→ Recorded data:

-- Start --

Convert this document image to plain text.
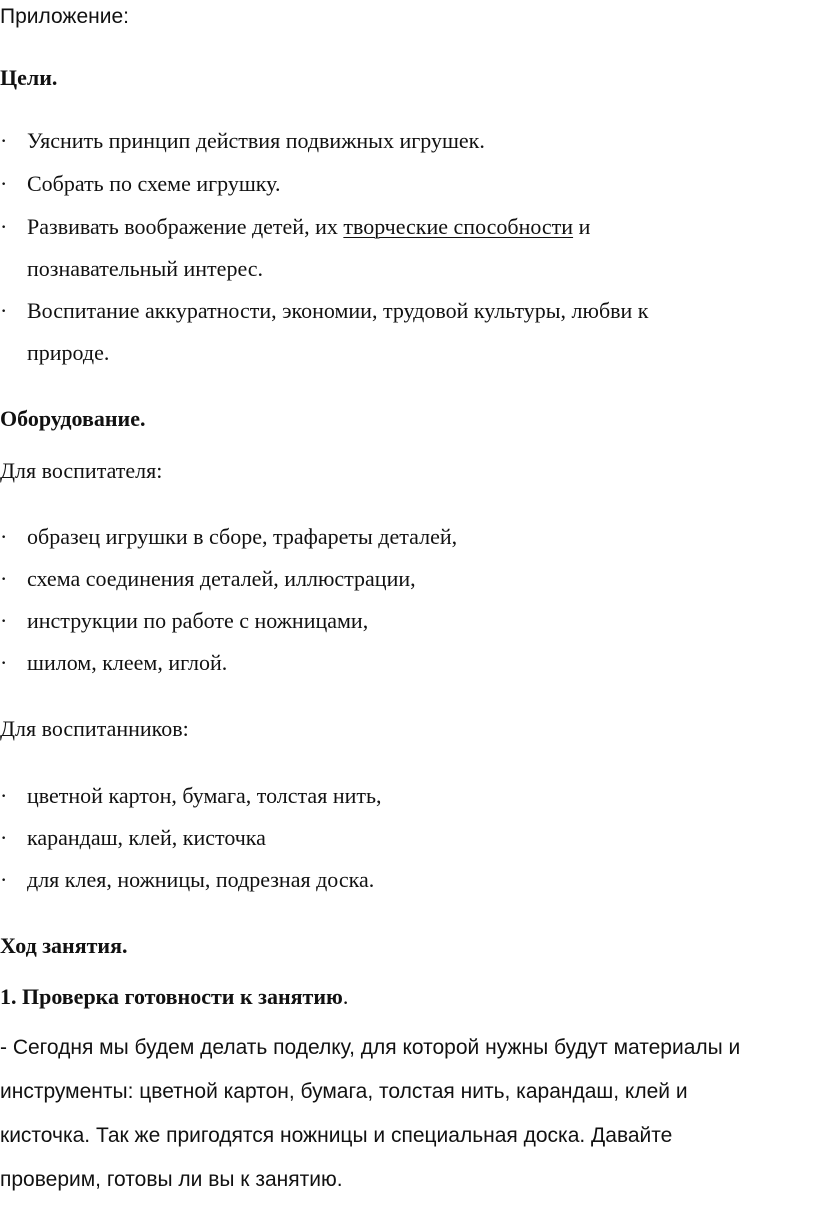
Приложение:
Цели.
· Уяснить принцип действия подвижных игрушек.
· Собрать по схеме игрушку.
· Развивать воображение детей, их творческие способности и
познавательный интерес.
· Воспитание аккуратности, экономии, трудовой культуры, любви к
природе.
Оборудование.
Для воспитателя:
· образец игрушки в сборе, трафареты деталей,
· схема соединения деталей, иллюстрации,
· инструкции по работе с ножницами,
· шилом, клеем, иглой.
Для воспитанников:
· цветной картон, бумага, толстая нить,
· карандаш, клей, кисточка
· для клея, ножницы, подрезная доска.
Ход занятия.
1. Проверка готовности к занятию.
- Сегодня мы будем делать поделку, для которой нужны будут материалы и
инструменты: цветной картон, бумага, толстая нить, карандаш, клей и
кисточка. Так же пригодятся ножницы и специальная доска. Давайте
проверим, готовы ли вы к занятию.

-- End --

→ STATED PROBLEM: In the records above, locate every line with the string "доска" and copy it.

→ RESULT OF THE TASK:
· для клея, ножницы, подрезная доска.
кисточка. Так же пригодятся ножницы и специальная доска. Давайте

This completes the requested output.